Set down each record below precisely, skipping the pictures.

(Raw records)
- - - - - - -
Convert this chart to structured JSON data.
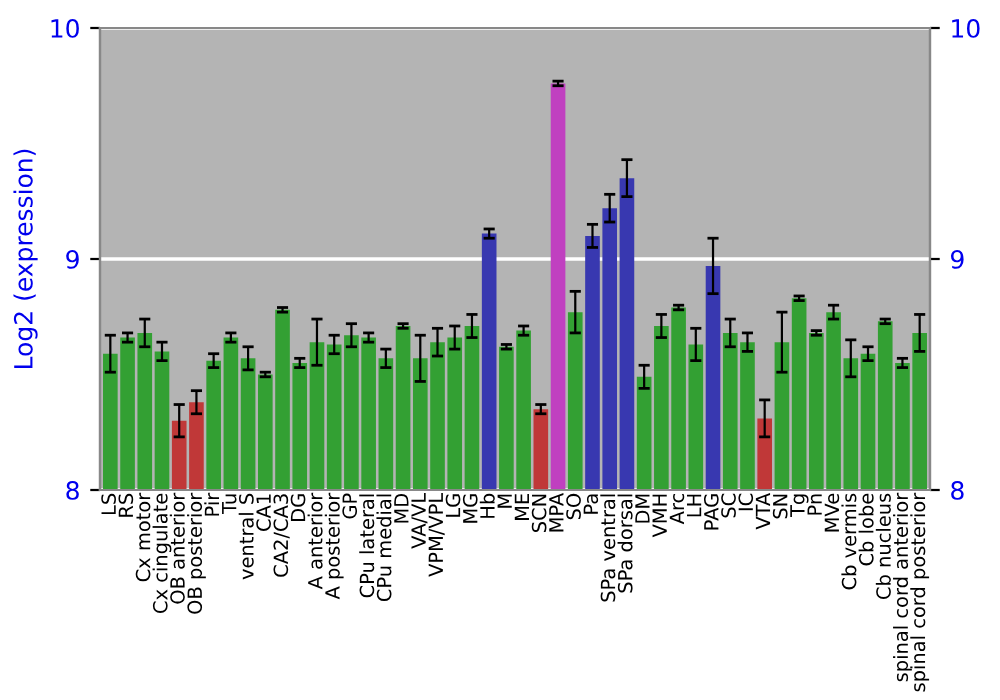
{
  "chart_data": {
    "type": "bar",
    "ylabel": "Log2 (expression)",
    "categories": [
      "LS",
      "RS",
      "Cx motor",
      "Cx cingulate",
      "OB anterior",
      "OB posterior",
      "Pir",
      "Tu",
      "ventral S",
      "CA1",
      "CA2/CA3",
      "DG",
      "A anterior",
      "A posterior",
      "GP",
      "CPu lateral",
      "CPu medial",
      "MD",
      "VA/VL",
      "VPM/VPL",
      "LG",
      "MG",
      "Hb",
      "M",
      "ME",
      "SCN",
      "MPA",
      "SO",
      "Pa",
      "SPa ventral",
      "SPa dorsal",
      "DM",
      "VMH",
      "Arc",
      "LH",
      "PAG",
      "SC",
      "IC",
      "VTA",
      "SN",
      "Tg",
      "Pn",
      "MVe",
      "Cb vermis",
      "Cb lobe",
      "Cb nucleus",
      "spinal cord anterior",
      "spinal cord posterior"
    ],
    "values": [
      8.59,
      8.66,
      8.68,
      8.6,
      8.3,
      8.38,
      8.56,
      8.66,
      8.57,
      8.5,
      8.78,
      8.55,
      8.64,
      8.63,
      8.67,
      8.66,
      8.57,
      8.71,
      8.57,
      8.64,
      8.66,
      8.71,
      9.11,
      8.62,
      8.69,
      8.35,
      9.76,
      8.77,
      9.1,
      9.22,
      9.35,
      8.49,
      8.71,
      8.79,
      8.63,
      8.97,
      8.68,
      8.64,
      8.31,
      8.64,
      8.83,
      8.68,
      8.77,
      8.57,
      8.59,
      8.73,
      8.55,
      8.68
    ],
    "errors": [
      0.08,
      0.02,
      0.06,
      0.04,
      0.07,
      0.05,
      0.03,
      0.02,
      0.05,
      0.01,
      0.01,
      0.02,
      0.1,
      0.04,
      0.05,
      0.02,
      0.04,
      0.01,
      0.1,
      0.06,
      0.05,
      0.05,
      0.02,
      0.01,
      0.02,
      0.02,
      0.01,
      0.09,
      0.05,
      0.06,
      0.08,
      0.05,
      0.05,
      0.01,
      0.07,
      0.12,
      0.06,
      0.04,
      0.08,
      0.13,
      0.01,
      0.01,
      0.03,
      0.08,
      0.03,
      0.01,
      0.02,
      0.08
    ],
    "colors": [
      "#33a033",
      "#33a033",
      "#33a033",
      "#33a033",
      "#c03838",
      "#c03838",
      "#33a033",
      "#33a033",
      "#33a033",
      "#33a033",
      "#33a033",
      "#33a033",
      "#33a033",
      "#33a033",
      "#33a033",
      "#33a033",
      "#33a033",
      "#33a033",
      "#33a033",
      "#33a033",
      "#33a033",
      "#33a033",
      "#3838b0",
      "#33a033",
      "#33a033",
      "#c03838",
      "#c040c0",
      "#33a033",
      "#3838b0",
      "#3838b0",
      "#3838b0",
      "#33a033",
      "#33a033",
      "#33a033",
      "#33a033",
      "#3838b0",
      "#33a033",
      "#33a033",
      "#c03838",
      "#33a033",
      "#33a033",
      "#33a033",
      "#33a033",
      "#33a033",
      "#33a033",
      "#33a033",
      "#33a033",
      "#33a033"
    ],
    "ylim": [
      8,
      10
    ],
    "yticks": [
      8,
      9,
      10
    ],
    "y2lim": [
      8,
      10
    ],
    "y2ticks": [
      8,
      9,
      10
    ],
    "grid": "y"
  }
}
- - - - - - -
Solution to the exercise:
Convert this chart to structured JSON data.
{
  "chart_data": {
    "type": "bar",
    "ylabel": "Log2 (expression)",
    "categories": [
      "LS",
      "RS",
      "Cx motor",
      "Cx cingulate",
      "OB anterior",
      "OB posterior",
      "Pir",
      "Tu",
      "ventral S",
      "CA1",
      "CA2/CA3",
      "DG",
      "A anterior",
      "A posterior",
      "GP",
      "CPu lateral",
      "CPu medial",
      "MD",
      "VA/VL",
      "VPM/VPL",
      "LG",
      "MG",
      "Hb",
      "M",
      "ME",
      "SCN",
      "MPA",
      "SO",
      "Pa",
      "SPa ventral",
      "SPa dorsal",
      "DM",
      "VMH",
      "Arc",
      "LH",
      "PAG",
      "SC",
      "IC",
      "VTA",
      "SN",
      "Tg",
      "Pn",
      "MVe",
      "Cb vermis",
      "Cb lobe",
      "Cb nucleus",
      "spinal cord anterior",
      "spinal cord posterior"
    ],
    "values": [
      8.59,
      8.66,
      8.68,
      8.6,
      8.3,
      8.38,
      8.56,
      8.66,
      8.57,
      8.5,
      8.78,
      8.55,
      8.64,
      8.63,
      8.67,
      8.66,
      8.57,
      8.71,
      8.57,
      8.64,
      8.66,
      8.71,
      9.11,
      8.62,
      8.69,
      8.35,
      9.76,
      8.77,
      9.1,
      9.22,
      9.35,
      8.49,
      8.71,
      8.79,
      8.63,
      8.97,
      8.68,
      8.64,
      8.31,
      8.64,
      8.83,
      8.68,
      8.77,
      8.57,
      8.59,
      8.73,
      8.55,
      8.68
    ],
    "errors": [
      0.08,
      0.02,
      0.06,
      0.04,
      0.07,
      0.05,
      0.03,
      0.02,
      0.05,
      0.01,
      0.01,
      0.02,
      0.1,
      0.04,
      0.05,
      0.02,
      0.04,
      0.01,
      0.1,
      0.06,
      0.05,
      0.05,
      0.02,
      0.01,
      0.02,
      0.02,
      0.01,
      0.09,
      0.05,
      0.06,
      0.08,
      0.05,
      0.05,
      0.01,
      0.07,
      0.12,
      0.06,
      0.04,
      0.08,
      0.13,
      0.01,
      0.01,
      0.03,
      0.08,
      0.03,
      0.01,
      0.02,
      0.08
    ],
    "colors": [
      "#33a033",
      "#33a033",
      "#33a033",
      "#33a033",
      "#c03838",
      "#c03838",
      "#33a033",
      "#33a033",
      "#33a033",
      "#33a033",
      "#33a033",
      "#33a033",
      "#33a033",
      "#33a033",
      "#33a033",
      "#33a033",
      "#33a033",
      "#33a033",
      "#33a033",
      "#33a033",
      "#33a033",
      "#33a033",
      "#3838b0",
      "#33a033",
      "#33a033",
      "#c03838",
      "#c040c0",
      "#33a033",
      "#3838b0",
      "#3838b0",
      "#3838b0",
      "#33a033",
      "#33a033",
      "#33a033",
      "#33a033",
      "#3838b0",
      "#33a033",
      "#33a033",
      "#c03838",
      "#33a033",
      "#33a033",
      "#33a033",
      "#33a033",
      "#33a033",
      "#33a033",
      "#33a033",
      "#33a033",
      "#33a033"
    ],
    "ylim": [
      8,
      10
    ],
    "yticks": [
      8,
      9,
      10
    ],
    "y2lim": [
      8,
      10
    ],
    "y2ticks": [
      8,
      9,
      10
    ],
    "grid": "y"
  }
}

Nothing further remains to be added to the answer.